Stored data entries:

=======

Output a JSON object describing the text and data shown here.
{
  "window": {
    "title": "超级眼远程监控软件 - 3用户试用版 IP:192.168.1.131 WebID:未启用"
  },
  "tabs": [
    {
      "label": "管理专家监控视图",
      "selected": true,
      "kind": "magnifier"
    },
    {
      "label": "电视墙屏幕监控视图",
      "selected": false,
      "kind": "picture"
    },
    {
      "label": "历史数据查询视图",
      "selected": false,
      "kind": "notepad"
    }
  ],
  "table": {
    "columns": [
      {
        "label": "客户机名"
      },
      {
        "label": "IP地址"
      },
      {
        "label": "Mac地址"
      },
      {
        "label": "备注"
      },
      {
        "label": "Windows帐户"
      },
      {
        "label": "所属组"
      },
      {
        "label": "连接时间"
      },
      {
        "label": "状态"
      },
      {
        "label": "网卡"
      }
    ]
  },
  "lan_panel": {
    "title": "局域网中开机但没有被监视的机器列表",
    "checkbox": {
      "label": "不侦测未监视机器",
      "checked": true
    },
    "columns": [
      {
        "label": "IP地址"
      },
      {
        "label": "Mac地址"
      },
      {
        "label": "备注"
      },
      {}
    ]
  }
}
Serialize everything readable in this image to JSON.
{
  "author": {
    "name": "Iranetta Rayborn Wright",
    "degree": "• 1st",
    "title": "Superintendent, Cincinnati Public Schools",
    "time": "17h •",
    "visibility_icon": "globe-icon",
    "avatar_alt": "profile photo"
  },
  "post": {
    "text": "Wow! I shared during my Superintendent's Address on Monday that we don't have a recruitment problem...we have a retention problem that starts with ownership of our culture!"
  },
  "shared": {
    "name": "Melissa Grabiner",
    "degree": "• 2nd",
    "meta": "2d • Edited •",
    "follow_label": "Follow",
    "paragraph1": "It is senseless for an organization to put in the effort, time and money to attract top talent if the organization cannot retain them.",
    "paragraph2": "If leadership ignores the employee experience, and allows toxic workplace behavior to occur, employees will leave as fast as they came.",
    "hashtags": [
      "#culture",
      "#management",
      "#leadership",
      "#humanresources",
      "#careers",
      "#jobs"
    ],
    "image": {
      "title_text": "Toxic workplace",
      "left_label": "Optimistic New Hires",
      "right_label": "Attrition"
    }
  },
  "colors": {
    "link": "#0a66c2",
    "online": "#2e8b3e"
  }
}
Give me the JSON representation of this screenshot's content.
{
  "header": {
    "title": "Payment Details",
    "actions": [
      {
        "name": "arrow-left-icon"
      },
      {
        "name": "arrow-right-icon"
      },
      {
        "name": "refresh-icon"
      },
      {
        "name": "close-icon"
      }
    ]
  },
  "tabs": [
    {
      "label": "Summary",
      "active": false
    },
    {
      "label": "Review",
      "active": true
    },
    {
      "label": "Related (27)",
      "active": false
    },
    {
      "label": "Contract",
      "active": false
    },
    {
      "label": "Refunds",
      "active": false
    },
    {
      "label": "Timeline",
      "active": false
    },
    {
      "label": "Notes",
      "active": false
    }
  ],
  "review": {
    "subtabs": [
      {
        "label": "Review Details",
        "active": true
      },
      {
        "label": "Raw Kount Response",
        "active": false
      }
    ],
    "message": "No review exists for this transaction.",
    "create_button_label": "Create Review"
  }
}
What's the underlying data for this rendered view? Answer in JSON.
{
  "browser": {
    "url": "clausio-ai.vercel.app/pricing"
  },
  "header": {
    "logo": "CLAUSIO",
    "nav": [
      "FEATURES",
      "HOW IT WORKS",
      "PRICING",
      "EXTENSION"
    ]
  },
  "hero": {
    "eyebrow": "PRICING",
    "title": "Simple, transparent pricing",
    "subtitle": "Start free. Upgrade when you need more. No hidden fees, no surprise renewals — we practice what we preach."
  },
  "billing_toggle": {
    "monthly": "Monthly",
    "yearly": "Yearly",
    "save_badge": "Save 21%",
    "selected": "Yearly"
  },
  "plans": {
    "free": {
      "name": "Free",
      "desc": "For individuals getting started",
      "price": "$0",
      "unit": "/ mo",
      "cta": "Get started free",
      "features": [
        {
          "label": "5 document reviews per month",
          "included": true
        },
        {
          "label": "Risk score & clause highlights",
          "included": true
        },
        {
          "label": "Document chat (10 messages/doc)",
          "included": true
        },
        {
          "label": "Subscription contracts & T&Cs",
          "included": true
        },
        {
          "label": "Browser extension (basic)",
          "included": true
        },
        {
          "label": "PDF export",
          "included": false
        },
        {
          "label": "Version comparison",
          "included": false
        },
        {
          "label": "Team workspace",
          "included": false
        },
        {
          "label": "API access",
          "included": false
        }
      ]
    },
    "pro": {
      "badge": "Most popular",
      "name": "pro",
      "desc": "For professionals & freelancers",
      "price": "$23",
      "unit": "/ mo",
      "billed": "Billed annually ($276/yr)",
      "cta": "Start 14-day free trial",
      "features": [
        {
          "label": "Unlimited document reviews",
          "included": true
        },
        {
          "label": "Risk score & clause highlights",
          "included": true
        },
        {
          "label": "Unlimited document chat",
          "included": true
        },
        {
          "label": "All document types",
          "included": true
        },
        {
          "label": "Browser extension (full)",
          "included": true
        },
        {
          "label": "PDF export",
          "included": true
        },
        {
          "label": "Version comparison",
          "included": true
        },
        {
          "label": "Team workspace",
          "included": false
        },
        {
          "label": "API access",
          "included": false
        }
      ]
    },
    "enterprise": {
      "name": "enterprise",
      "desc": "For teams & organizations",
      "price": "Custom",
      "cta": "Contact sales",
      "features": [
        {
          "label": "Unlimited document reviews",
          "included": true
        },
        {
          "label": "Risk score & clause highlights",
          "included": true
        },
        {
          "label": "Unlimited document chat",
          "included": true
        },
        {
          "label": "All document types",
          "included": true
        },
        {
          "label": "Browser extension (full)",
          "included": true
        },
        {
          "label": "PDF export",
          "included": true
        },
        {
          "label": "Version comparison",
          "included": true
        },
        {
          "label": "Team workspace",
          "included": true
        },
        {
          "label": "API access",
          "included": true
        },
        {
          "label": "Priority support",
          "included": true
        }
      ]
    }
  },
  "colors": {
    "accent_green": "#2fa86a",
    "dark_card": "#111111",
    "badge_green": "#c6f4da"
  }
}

=======

> TASK: Output every line above without altering anything.

> RIGHT ANSWER:
Output a JSON object describing the text and data shown here.
{
  "window": {
    "title": "超级眼远程监控软件 - 3用户试用版 IP:192.168.1.131 WebID:未启用"
  },
  "tabs": [
    {
      "label": "管理专家监控视图",
      "selected": true,
      "kind": "magnifier"
    },
    {
      "label": "电视墙屏幕监控视图",
      "selected": false,
      "kind": "picture"
    },
    {
      "label": "历史数据查询视图",
      "selected": false,
      "kind": "notepad"
    }
  ],
  "table": {
    "columns": [
      {
        "label": "客户机名"
      },
      {
        "label": "IP地址"
      },
      {
        "label": "Mac地址"
      },
      {
        "label": "备注"
      },
      {
        "label": "Windows帐户"
      },
      {
        "label": "所属组"
      },
      {
        "label": "连接时间"
      },
      {
        "label": "状态"
      },
      {
        "label": "网卡"
      }
    ]
  },
  "lan_panel": {
    "title": "局域网中开机但没有被监视的机器列表",
    "checkbox": {
      "label": "不侦测未监视机器",
      "checked": true
    },
    "columns": [
      {
        "label": "IP地址"
      },
      {
        "label": "Mac地址"
      },
      {
        "label": "备注"
      },
      {}
    ]
  }
}
Serialize everything readable in this image to JSON.
{
  "author": {
    "name": "Iranetta Rayborn Wright",
    "degree": "• 1st",
    "title": "Superintendent, Cincinnati Public Schools",
    "time": "17h •",
    "visibility_icon": "globe-icon",
    "avatar_alt": "profile photo"
  },
  "post": {
    "text": "Wow! I shared during my Superintendent's Address on Monday that we don't have a recruitment problem...we have a retention problem that starts with ownership of our culture!"
  },
  "shared": {
    "name": "Melissa Grabiner",
    "degree": "• 2nd",
    "meta": "2d • Edited •",
    "follow_label": "Follow",
    "paragraph1": "It is senseless for an organization to put in the effort, time and money to attract top talent if the organization cannot retain them.",
    "paragraph2": "If leadership ignores the employee experience, and allows toxic workplace behavior to occur, employees will leave as fast as they came.",
    "hashtags": [
      "#culture",
      "#management",
      "#leadership",
      "#humanresources",
      "#careers",
      "#jobs"
    ],
    "image": {
      "title_text": "Toxic workplace",
      "left_label": "Optimistic New Hires",
      "right_label": "Attrition"
    }
  },
  "colors": {
    "link": "#0a66c2",
    "online": "#2e8b3e"
  }
}
Give me the JSON representation of this screenshot's content.
{
  "header": {
    "title": "Payment Details",
    "actions": [
      {
        "name": "arrow-left-icon"
      },
      {
        "name": "arrow-right-icon"
      },
      {
        "name": "refresh-icon"
      },
      {
        "name": "close-icon"
      }
    ]
  },
  "tabs": [
    {
      "label": "Summary",
      "active": false
    },
    {
      "label": "Review",
      "active": true
    },
    {
      "label": "Related (27)",
      "active": false
    },
    {
      "label": "Contract",
      "active": false
    },
    {
      "label": "Refunds",
      "active": false
    },
    {
      "label": "Timeline",
      "active": false
    },
    {
      "label": "Notes",
      "active": false
    }
  ],
  "review": {
    "subtabs": [
      {
        "label": "Review Details",
        "active": true
      },
      {
        "label": "Raw Kount Response",
        "active": false
      }
    ],
    "message": "No review exists for this transaction.",
    "create_button_label": "Create Review"
  }
}
What's the underlying data for this rendered view? Answer in JSON.
{
  "browser": {
    "url": "clausio-ai.vercel.app/pricing"
  },
  "header": {
    "logo": "CLAUSIO",
    "nav": [
      "FEATURES",
      "HOW IT WORKS",
      "PRICING",
      "EXTENSION"
    ]
  },
  "hero": {
    "eyebrow": "PRICING",
    "title": "Simple, transparent pricing",
    "subtitle": "Start free. Upgrade when you need more. No hidden fees, no surprise renewals — we practice what we preach."
  },
  "billing_toggle": {
    "monthly": "Monthly",
    "yearly": "Yearly",
    "save_badge": "Save 21%",
    "selected": "Yearly"
  },
  "plans": {
    "free": {
      "name": "Free",
      "desc": "For individuals getting started",
      "price": "$0",
      "unit": "/ mo",
      "cta": "Get started free",
      "features": [
        {
          "label": "5 document reviews per month",
          "included": true
        },
        {
          "label": "Risk score & clause highlights",
          "included": true
        },
        {
          "label": "Document chat (10 messages/doc)",
          "included": true
        },
        {
          "label": "Subscription contracts & T&Cs",
          "included": true
        },
        {
          "label": "Browser extension (basic)",
          "included": true
        },
        {
          "label": "PDF export",
          "included": false
        },
        {
          "label": "Version comparison",
          "included": false
        },
        {
          "label": "Team workspace",
          "included": false
        },
        {
          "label": "API access",
          "included": false
        }
      ]
    },
    "pro": {
      "badge": "Most popular",
      "name": "pro",
      "desc": "For professionals & freelancers",
      "price": "$23",
      "unit": "/ mo",
      "billed": "Billed annually ($276/yr)",
      "cta": "Start 14-day free trial",
      "features": [
        {
          "label": "Unlimited document reviews",
          "included": true
        },
        {
          "label": "Risk score & clause highlights",
          "included": true
        },
        {
          "label": "Unlimited document chat",
          "included": true
        },
        {
          "label": "All document types",
          "included": true
        },
        {
          "label": "Browser extension (full)",
          "included": true
        },
        {
          "label": "PDF export",
          "included": true
        },
        {
          "label": "Version comparison",
          "included": true
        },
        {
          "label": "Team workspace",
          "included": false
        },
        {
          "label": "API access",
          "included": false
        }
      ]
    },
    "enterprise": {
      "name": "enterprise",
      "desc": "For teams & organizations",
      "price": "Custom",
      "cta": "Contact sales",
      "features": [
        {
          "label": "Unlimited document reviews",
          "included": true
        },
        {
          "label": "Risk score & clause highlights",
          "included": true
        },
        {
          "label": "Unlimited document chat",
          "included": true
        },
        {
          "label": "All document types",
          "included": true
        },
        {
          "label": "Browser extension (full)",
          "included": true
        },
        {
          "label": "PDF export",
          "included": true
        },
        {
          "label": "Version comparison",
          "included": true
        },
        {
          "label": "Team workspace",
          "included": true
        },
        {
          "label": "API access",
          "included": true
        },
        {
          "label": "Priority support",
          "included": true
        }
      ]
    }
  },
  "colors": {
    "accent_green": "#2fa86a",
    "dark_card": "#111111",
    "badge_green": "#c6f4da"
  }
}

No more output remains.